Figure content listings
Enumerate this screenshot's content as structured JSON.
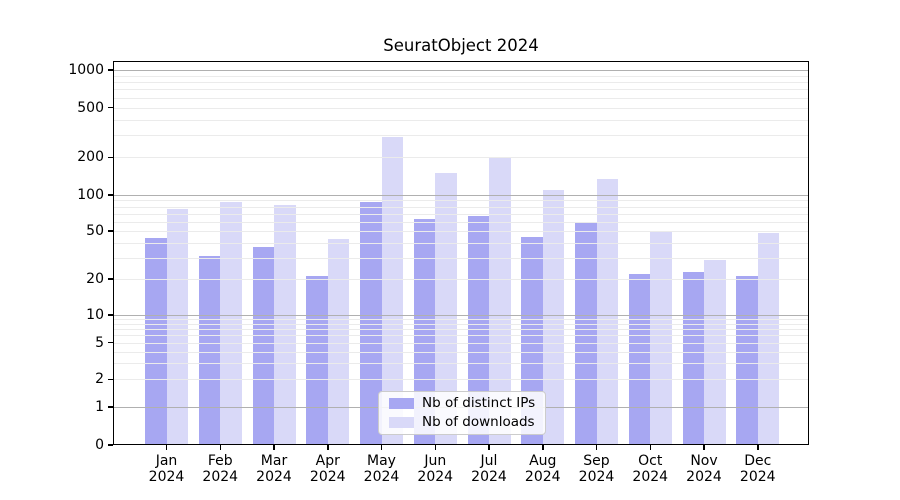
{
  "chart_data": {
    "type": "bar",
    "title": "SeuratObject 2024",
    "categories": [
      "Jan 2024",
      "Feb 2024",
      "Mar 2024",
      "Apr 2024",
      "May 2024",
      "Jun 2024",
      "Jul 2024",
      "Aug 2024",
      "Sep 2024",
      "Oct 2024",
      "Nov 2024",
      "Dec 2024"
    ],
    "series": [
      {
        "name": "Nb of distinct IPs",
        "color": "#a7a7f2",
        "values": [
          44,
          31,
          37,
          21,
          87,
          63,
          67,
          45,
          60,
          22,
          23,
          21
        ]
      },
      {
        "name": "Nb of downloads",
        "color": "#d9d9f8",
        "values": [
          76,
          87,
          83,
          43,
          290,
          150,
          200,
          110,
          135,
          50,
          29,
          48
        ]
      }
    ],
    "xlabel": "",
    "ylabel": "",
    "yscale": "symlog",
    "yticks": [
      0,
      1,
      2,
      5,
      10,
      20,
      50,
      100,
      200,
      500,
      1000
    ],
    "ylim": [
      0,
      1200
    ],
    "grid": "horizontal, minor log gridlines, drawn above bars",
    "legend_position": "lower center"
  },
  "colors": {
    "distinct_ips_bar": "#a7a7f2",
    "downloads_bar": "#d9d9f8",
    "major_gridline": "#b0b0b0",
    "minor_gridline": "#ebebeb",
    "spine": "#000000",
    "background": "#ffffff"
  }
}
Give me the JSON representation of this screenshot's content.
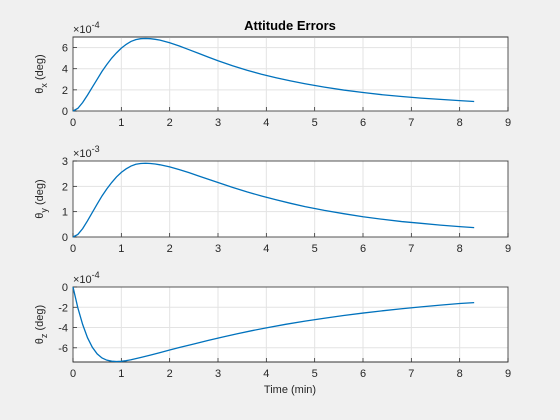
{
  "chart_data": [
    {
      "type": "line",
      "title": "Attitude Errors",
      "xlabel": "",
      "ylabel_sym": "θ",
      "ylabel_sub": "x",
      "ylabel_unit": "(deg)",
      "exponent_label": "×10",
      "exponent_power": "-4",
      "xlim": [
        0,
        9
      ],
      "ylim": [
        0,
        0.0007
      ],
      "xticks": [
        "0",
        "1",
        "2",
        "3",
        "4",
        "5",
        "6",
        "7",
        "8",
        "9"
      ],
      "yticks": [
        {
          "v": 0,
          "label": "0"
        },
        {
          "v": 0.0002,
          "label": "2"
        },
        {
          "v": 0.0004,
          "label": "4"
        },
        {
          "v": 0.0006,
          "label": "6"
        }
      ],
      "grid": true,
      "x": [
        0,
        0.1,
        0.2,
        0.3,
        0.4,
        0.5,
        0.6,
        0.7,
        0.8,
        0.9,
        1.0,
        1.1,
        1.2,
        1.3,
        1.4,
        1.5,
        1.6,
        1.7,
        1.8,
        2.0,
        2.2,
        2.4,
        2.6,
        2.8,
        3.0,
        3.3,
        3.6,
        3.9,
        4.2,
        4.5,
        4.8,
        5.2,
        5.6,
        6.0,
        6.4,
        6.8,
        7.2,
        7.6,
        8.0,
        8.3
      ],
      "y": [
        0,
        2.5e-05,
        8e-05,
        0.00015,
        0.000225,
        0.0003,
        0.000375,
        0.00044,
        0.0005,
        0.00055,
        0.000595,
        0.00063,
        0.000658,
        0.000675,
        0.000684,
        0.000686,
        0.000684,
        0.000678,
        0.00067,
        0.000645,
        0.000615,
        0.00058,
        0.000545,
        0.00051,
        0.000475,
        0.000428,
        0.000385,
        0.000348,
        0.000315,
        0.000285,
        0.000258,
        0.000226,
        0.000198,
        0.000175,
        0.000154,
        0.000137,
        0.000122,
        0.00011,
        9.8e-05,
        9e-05
      ]
    },
    {
      "type": "line",
      "title": "",
      "xlabel": "",
      "ylabel_sym": "θ",
      "ylabel_sub": "y",
      "ylabel_unit": "(deg)",
      "exponent_label": "×10",
      "exponent_power": "-3",
      "xlim": [
        0,
        9
      ],
      "ylim": [
        0,
        0.003
      ],
      "xticks": [
        "0",
        "1",
        "2",
        "3",
        "4",
        "5",
        "6",
        "7",
        "8",
        "9"
      ],
      "yticks": [
        {
          "v": 0,
          "label": "0"
        },
        {
          "v": 0.001,
          "label": "1"
        },
        {
          "v": 0.002,
          "label": "2"
        },
        {
          "v": 0.003,
          "label": "3"
        }
      ],
      "grid": true,
      "x": [
        0,
        0.1,
        0.2,
        0.3,
        0.4,
        0.5,
        0.6,
        0.7,
        0.8,
        0.9,
        1.0,
        1.1,
        1.2,
        1.3,
        1.4,
        1.5,
        1.6,
        1.7,
        1.8,
        2.0,
        2.2,
        2.4,
        2.6,
        2.8,
        3.0,
        3.3,
        3.6,
        3.9,
        4.2,
        4.5,
        4.8,
        5.2,
        5.6,
        6.0,
        6.4,
        6.8,
        7.2,
        7.6,
        8.0,
        8.3
      ],
      "y": [
        0,
        0.0001,
        0.00033,
        0.00064,
        0.00097,
        0.0013,
        0.00162,
        0.0019,
        0.00215,
        0.00237,
        0.00255,
        0.00269,
        0.0028,
        0.00287,
        0.0029,
        0.00291,
        0.0029,
        0.00288,
        0.00285,
        0.00277,
        0.00266,
        0.00254,
        0.00241,
        0.00228,
        0.00215,
        0.00196,
        0.00178,
        0.00162,
        0.00147,
        0.00133,
        0.0012,
        0.00105,
        0.00092,
        0.0008,
        0.0007,
        0.00061,
        0.00054,
        0.00047,
        0.00041,
        0.00037
      ]
    },
    {
      "type": "line",
      "title": "",
      "xlabel": "Time (min)",
      "ylabel_sym": "θ",
      "ylabel_sub": "z",
      "ylabel_unit": "(deg)",
      "exponent_label": "×10",
      "exponent_power": "-4",
      "xlim": [
        0,
        9
      ],
      "ylim": [
        -0.00074,
        0
      ],
      "xticks": [
        "0",
        "1",
        "2",
        "3",
        "4",
        "5",
        "6",
        "7",
        "8",
        "9"
      ],
      "yticks": [
        {
          "v": 0,
          "label": "0"
        },
        {
          "v": -0.0002,
          "label": "-2"
        },
        {
          "v": -0.0004,
          "label": "-4"
        },
        {
          "v": -0.0006,
          "label": "-6"
        }
      ],
      "grid": true,
      "x": [
        0,
        0.1,
        0.2,
        0.3,
        0.4,
        0.5,
        0.6,
        0.7,
        0.8,
        0.9,
        1.0,
        1.1,
        1.2,
        1.4,
        1.6,
        1.8,
        2.0,
        2.2,
        2.5,
        2.8,
        3.1,
        3.4,
        3.7,
        4.0,
        4.4,
        4.8,
        5.2,
        5.6,
        6.0,
        6.4,
        6.8,
        7.2,
        7.6,
        8.0,
        8.3
      ],
      "y": [
        0,
        -0.000205,
        -0.00037,
        -0.0005,
        -0.000595,
        -0.00066,
        -0.0007,
        -0.000722,
        -0.000732,
        -0.000735,
        -0.000733,
        -0.000727,
        -0.000718,
        -0.000696,
        -0.000672,
        -0.000647,
        -0.000622,
        -0.000597,
        -0.000562,
        -0.000527,
        -0.000493,
        -0.000461,
        -0.000431,
        -0.000403,
        -0.000368,
        -0.000337,
        -0.000308,
        -0.000281,
        -0.000257,
        -0.000235,
        -0.000215,
        -0.000196,
        -0.000179,
        -0.000163,
        -0.000154
      ]
    }
  ]
}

- WORK INSTRUCTIONS: Repeat all of the entries word for word, but omit the pictures.

- TASK OUTPUT:
Enumerate this screenshot's content as structured JSON.
{
  "chart_data": {
    "type": "bar",
    "title": "SeuratObject 2024",
    "categories": [
      "Jan 2024",
      "Feb 2024",
      "Mar 2024",
      "Apr 2024",
      "May 2024",
      "Jun 2024",
      "Jul 2024",
      "Aug 2024",
      "Sep 2024",
      "Oct 2024",
      "Nov 2024",
      "Dec 2024"
    ],
    "series": [
      {
        "name": "Nb of distinct IPs",
        "color": "#a7a7f2",
        "values": [
          44,
          31,
          37,
          21,
          87,
          63,
          67,
          45,
          60,
          22,
          23,
          21
        ]
      },
      {
        "name": "Nb of downloads",
        "color": "#d9d9f8",
        "values": [
          76,
          87,
          83,
          43,
          290,
          150,
          200,
          110,
          135,
          50,
          29,
          48
        ]
      }
    ],
    "xlabel": "",
    "ylabel": "",
    "yscale": "symlog",
    "yticks": [
      0,
      1,
      2,
      5,
      10,
      20,
      50,
      100,
      200,
      500,
      1000
    ],
    "ylim": [
      0,
      1200
    ],
    "grid": "horizontal, minor log gridlines, drawn above bars",
    "legend_position": "lower center"
  },
  "colors": {
    "distinct_ips_bar": "#a7a7f2",
    "downloads_bar": "#d9d9f8",
    "major_gridline": "#b0b0b0",
    "minor_gridline": "#ebebeb",
    "spine": "#000000",
    "background": "#ffffff"
  }
}
Give me the JSON representation of this screenshot's content.
{
  "chart_data": [
    {
      "type": "line",
      "title": "Attitude Errors",
      "xlabel": "",
      "ylabel_sym": "θ",
      "ylabel_sub": "x",
      "ylabel_unit": "(deg)",
      "exponent_label": "×10",
      "exponent_power": "-4",
      "xlim": [
        0,
        9
      ],
      "ylim": [
        0,
        0.0007
      ],
      "xticks": [
        "0",
        "1",
        "2",
        "3",
        "4",
        "5",
        "6",
        "7",
        "8",
        "9"
      ],
      "yticks": [
        {
          "v": 0,
          "label": "0"
        },
        {
          "v": 0.0002,
          "label": "2"
        },
        {
          "v": 0.0004,
          "label": "4"
        },
        {
          "v": 0.0006,
          "label": "6"
        }
      ],
      "grid": true,
      "x": [
        0,
        0.1,
        0.2,
        0.3,
        0.4,
        0.5,
        0.6,
        0.7,
        0.8,
        0.9,
        1.0,
        1.1,
        1.2,
        1.3,
        1.4,
        1.5,
        1.6,
        1.7,
        1.8,
        2.0,
        2.2,
        2.4,
        2.6,
        2.8,
        3.0,
        3.3,
        3.6,
        3.9,
        4.2,
        4.5,
        4.8,
        5.2,
        5.6,
        6.0,
        6.4,
        6.8,
        7.2,
        7.6,
        8.0,
        8.3
      ],
      "y": [
        0,
        2.5e-05,
        8e-05,
        0.00015,
        0.000225,
        0.0003,
        0.000375,
        0.00044,
        0.0005,
        0.00055,
        0.000595,
        0.00063,
        0.000658,
        0.000675,
        0.000684,
        0.000686,
        0.000684,
        0.000678,
        0.00067,
        0.000645,
        0.000615,
        0.00058,
        0.000545,
        0.00051,
        0.000475,
        0.000428,
        0.000385,
        0.000348,
        0.000315,
        0.000285,
        0.000258,
        0.000226,
        0.000198,
        0.000175,
        0.000154,
        0.000137,
        0.000122,
        0.00011,
        9.8e-05,
        9e-05
      ]
    },
    {
      "type": "line",
      "title": "",
      "xlabel": "",
      "ylabel_sym": "θ",
      "ylabel_sub": "y",
      "ylabel_unit": "(deg)",
      "exponent_label": "×10",
      "exponent_power": "-3",
      "xlim": [
        0,
        9
      ],
      "ylim": [
        0,
        0.003
      ],
      "xticks": [
        "0",
        "1",
        "2",
        "3",
        "4",
        "5",
        "6",
        "7",
        "8",
        "9"
      ],
      "yticks": [
        {
          "v": 0,
          "label": "0"
        },
        {
          "v": 0.001,
          "label": "1"
        },
        {
          "v": 0.002,
          "label": "2"
        },
        {
          "v": 0.003,
          "label": "3"
        }
      ],
      "grid": true,
      "x": [
        0,
        0.1,
        0.2,
        0.3,
        0.4,
        0.5,
        0.6,
        0.7,
        0.8,
        0.9,
        1.0,
        1.1,
        1.2,
        1.3,
        1.4,
        1.5,
        1.6,
        1.7,
        1.8,
        2.0,
        2.2,
        2.4,
        2.6,
        2.8,
        3.0,
        3.3,
        3.6,
        3.9,
        4.2,
        4.5,
        4.8,
        5.2,
        5.6,
        6.0,
        6.4,
        6.8,
        7.2,
        7.6,
        8.0,
        8.3
      ],
      "y": [
        0,
        0.0001,
        0.00033,
        0.00064,
        0.00097,
        0.0013,
        0.00162,
        0.0019,
        0.00215,
        0.00237,
        0.00255,
        0.00269,
        0.0028,
        0.00287,
        0.0029,
        0.00291,
        0.0029,
        0.00288,
        0.00285,
        0.00277,
        0.00266,
        0.00254,
        0.00241,
        0.00228,
        0.00215,
        0.00196,
        0.00178,
        0.00162,
        0.00147,
        0.00133,
        0.0012,
        0.00105,
        0.00092,
        0.0008,
        0.0007,
        0.00061,
        0.00054,
        0.00047,
        0.00041,
        0.00037
      ]
    },
    {
      "type": "line",
      "title": "",
      "xlabel": "Time (min)",
      "ylabel_sym": "θ",
      "ylabel_sub": "z",
      "ylabel_unit": "(deg)",
      "exponent_label": "×10",
      "exponent_power": "-4",
      "xlim": [
        0,
        9
      ],
      "ylim": [
        -0.00074,
        0
      ],
      "xticks": [
        "0",
        "1",
        "2",
        "3",
        "4",
        "5",
        "6",
        "7",
        "8",
        "9"
      ],
      "yticks": [
        {
          "v": 0,
          "label": "0"
        },
        {
          "v": -0.0002,
          "label": "-2"
        },
        {
          "v": -0.0004,
          "label": "-4"
        },
        {
          "v": -0.0006,
          "label": "-6"
        }
      ],
      "grid": true,
      "x": [
        0,
        0.1,
        0.2,
        0.3,
        0.4,
        0.5,
        0.6,
        0.7,
        0.8,
        0.9,
        1.0,
        1.1,
        1.2,
        1.4,
        1.6,
        1.8,
        2.0,
        2.2,
        2.5,
        2.8,
        3.1,
        3.4,
        3.7,
        4.0,
        4.4,
        4.8,
        5.2,
        5.6,
        6.0,
        6.4,
        6.8,
        7.2,
        7.6,
        8.0,
        8.3
      ],
      "y": [
        0,
        -0.000205,
        -0.00037,
        -0.0005,
        -0.000595,
        -0.00066,
        -0.0007,
        -0.000722,
        -0.000732,
        -0.000735,
        -0.000733,
        -0.000727,
        -0.000718,
        -0.000696,
        -0.000672,
        -0.000647,
        -0.000622,
        -0.000597,
        -0.000562,
        -0.000527,
        -0.000493,
        -0.000461,
        -0.000431,
        -0.000403,
        -0.000368,
        -0.000337,
        -0.000308,
        -0.000281,
        -0.000257,
        -0.000235,
        -0.000215,
        -0.000196,
        -0.000179,
        -0.000163,
        -0.000154
      ]
    }
  ]
}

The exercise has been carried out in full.